## begin

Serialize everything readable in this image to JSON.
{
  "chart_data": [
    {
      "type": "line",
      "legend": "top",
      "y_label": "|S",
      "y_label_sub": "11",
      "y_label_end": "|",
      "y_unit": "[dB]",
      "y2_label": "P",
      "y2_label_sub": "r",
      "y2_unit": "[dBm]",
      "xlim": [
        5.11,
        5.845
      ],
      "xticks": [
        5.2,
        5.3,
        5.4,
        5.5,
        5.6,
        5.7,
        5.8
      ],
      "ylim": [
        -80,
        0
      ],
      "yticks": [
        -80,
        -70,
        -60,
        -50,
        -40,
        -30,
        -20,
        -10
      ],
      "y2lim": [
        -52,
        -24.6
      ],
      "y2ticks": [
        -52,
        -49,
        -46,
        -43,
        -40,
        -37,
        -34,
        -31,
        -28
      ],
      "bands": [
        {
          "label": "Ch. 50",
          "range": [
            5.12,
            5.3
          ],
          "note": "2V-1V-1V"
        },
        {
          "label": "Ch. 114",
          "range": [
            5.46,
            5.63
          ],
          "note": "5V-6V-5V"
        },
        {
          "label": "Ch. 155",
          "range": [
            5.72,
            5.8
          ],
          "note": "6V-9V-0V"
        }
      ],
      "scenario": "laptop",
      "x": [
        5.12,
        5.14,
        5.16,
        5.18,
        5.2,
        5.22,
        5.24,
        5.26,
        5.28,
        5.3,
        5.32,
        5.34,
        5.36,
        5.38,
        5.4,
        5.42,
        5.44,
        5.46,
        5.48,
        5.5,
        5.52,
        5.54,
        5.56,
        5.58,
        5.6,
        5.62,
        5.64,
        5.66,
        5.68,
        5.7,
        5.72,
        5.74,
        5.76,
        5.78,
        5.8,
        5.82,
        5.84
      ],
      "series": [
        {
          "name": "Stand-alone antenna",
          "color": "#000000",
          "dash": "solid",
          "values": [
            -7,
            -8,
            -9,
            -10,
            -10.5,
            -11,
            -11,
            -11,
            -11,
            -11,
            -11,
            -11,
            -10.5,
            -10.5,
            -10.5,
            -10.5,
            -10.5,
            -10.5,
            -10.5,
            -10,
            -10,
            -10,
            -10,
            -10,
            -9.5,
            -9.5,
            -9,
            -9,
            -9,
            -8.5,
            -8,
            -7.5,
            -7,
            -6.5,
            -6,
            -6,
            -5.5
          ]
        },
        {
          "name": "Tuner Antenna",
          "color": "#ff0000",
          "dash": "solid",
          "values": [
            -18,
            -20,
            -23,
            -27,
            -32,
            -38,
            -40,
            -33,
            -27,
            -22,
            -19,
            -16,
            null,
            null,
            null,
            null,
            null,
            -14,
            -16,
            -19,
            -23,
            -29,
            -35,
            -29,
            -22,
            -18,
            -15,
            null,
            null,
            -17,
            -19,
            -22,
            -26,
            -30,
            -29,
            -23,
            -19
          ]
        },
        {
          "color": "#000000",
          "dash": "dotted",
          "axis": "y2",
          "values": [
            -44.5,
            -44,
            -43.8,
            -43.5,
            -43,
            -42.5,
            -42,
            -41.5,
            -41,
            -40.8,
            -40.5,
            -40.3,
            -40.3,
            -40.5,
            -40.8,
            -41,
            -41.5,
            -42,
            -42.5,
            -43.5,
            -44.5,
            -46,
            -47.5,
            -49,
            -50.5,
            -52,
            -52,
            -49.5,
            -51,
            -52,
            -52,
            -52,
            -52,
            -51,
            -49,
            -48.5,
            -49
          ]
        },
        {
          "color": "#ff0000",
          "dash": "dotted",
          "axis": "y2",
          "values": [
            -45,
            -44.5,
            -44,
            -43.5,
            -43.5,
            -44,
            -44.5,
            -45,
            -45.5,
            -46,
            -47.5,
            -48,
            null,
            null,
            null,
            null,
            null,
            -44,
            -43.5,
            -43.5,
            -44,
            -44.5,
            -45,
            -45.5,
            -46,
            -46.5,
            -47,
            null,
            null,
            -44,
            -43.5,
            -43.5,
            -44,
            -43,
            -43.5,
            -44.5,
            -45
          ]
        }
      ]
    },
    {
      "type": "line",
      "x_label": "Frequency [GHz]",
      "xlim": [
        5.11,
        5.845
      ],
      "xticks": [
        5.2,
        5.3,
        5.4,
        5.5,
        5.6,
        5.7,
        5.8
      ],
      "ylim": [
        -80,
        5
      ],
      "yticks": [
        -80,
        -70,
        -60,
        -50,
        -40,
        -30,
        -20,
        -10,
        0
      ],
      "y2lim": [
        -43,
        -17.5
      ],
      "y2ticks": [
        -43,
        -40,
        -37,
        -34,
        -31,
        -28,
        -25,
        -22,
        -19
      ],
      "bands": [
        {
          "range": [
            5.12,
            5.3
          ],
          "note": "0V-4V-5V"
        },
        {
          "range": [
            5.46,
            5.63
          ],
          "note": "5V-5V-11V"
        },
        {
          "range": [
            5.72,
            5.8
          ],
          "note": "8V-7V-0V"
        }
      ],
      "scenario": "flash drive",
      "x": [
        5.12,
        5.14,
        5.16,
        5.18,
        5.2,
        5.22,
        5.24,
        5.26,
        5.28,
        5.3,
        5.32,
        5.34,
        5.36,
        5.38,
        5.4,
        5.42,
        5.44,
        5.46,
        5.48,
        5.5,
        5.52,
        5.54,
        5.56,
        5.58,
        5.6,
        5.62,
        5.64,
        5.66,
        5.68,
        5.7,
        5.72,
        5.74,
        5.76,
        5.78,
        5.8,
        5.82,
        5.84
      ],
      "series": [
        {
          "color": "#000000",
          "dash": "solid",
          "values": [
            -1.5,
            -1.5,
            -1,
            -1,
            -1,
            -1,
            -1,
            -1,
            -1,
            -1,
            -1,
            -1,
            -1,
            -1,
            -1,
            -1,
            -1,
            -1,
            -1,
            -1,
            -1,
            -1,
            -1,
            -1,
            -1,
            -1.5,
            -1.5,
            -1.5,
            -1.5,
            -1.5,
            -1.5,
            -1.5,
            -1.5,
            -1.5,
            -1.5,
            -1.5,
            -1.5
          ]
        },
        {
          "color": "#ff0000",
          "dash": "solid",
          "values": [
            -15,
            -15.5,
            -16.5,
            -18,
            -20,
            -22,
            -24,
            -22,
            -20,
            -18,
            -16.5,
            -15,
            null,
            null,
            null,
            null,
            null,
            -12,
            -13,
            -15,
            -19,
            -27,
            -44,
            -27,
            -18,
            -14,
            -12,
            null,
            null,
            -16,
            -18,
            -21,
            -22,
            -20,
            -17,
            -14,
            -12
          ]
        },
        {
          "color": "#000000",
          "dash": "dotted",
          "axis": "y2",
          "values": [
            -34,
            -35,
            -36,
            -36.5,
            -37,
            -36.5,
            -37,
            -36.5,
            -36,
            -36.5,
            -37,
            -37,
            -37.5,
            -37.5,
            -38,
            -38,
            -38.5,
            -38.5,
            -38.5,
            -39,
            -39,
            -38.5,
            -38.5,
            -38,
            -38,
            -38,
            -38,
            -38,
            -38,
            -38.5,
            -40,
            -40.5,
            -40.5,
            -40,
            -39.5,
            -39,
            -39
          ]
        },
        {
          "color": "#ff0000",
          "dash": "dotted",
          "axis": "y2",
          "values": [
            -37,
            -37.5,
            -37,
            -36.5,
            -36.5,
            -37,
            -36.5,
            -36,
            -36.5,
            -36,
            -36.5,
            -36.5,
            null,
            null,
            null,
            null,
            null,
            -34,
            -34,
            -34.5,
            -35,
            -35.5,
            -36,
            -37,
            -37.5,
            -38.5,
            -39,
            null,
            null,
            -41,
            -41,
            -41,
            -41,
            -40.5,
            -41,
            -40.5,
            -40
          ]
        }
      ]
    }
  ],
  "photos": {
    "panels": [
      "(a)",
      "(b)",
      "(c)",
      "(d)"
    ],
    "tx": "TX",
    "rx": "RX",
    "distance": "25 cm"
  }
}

## end

TASK: Show all lines from the records above where the word "note" occurs.

EXPECTED ANSWER:
          "note": "2V-1V-1V"
          "note": "5V-6V-5V"
          "note": "6V-9V-0V"
          "note": "0V-4V-5V"
          "note": "5V-5V-11V"
          "note": "8V-7V-0V"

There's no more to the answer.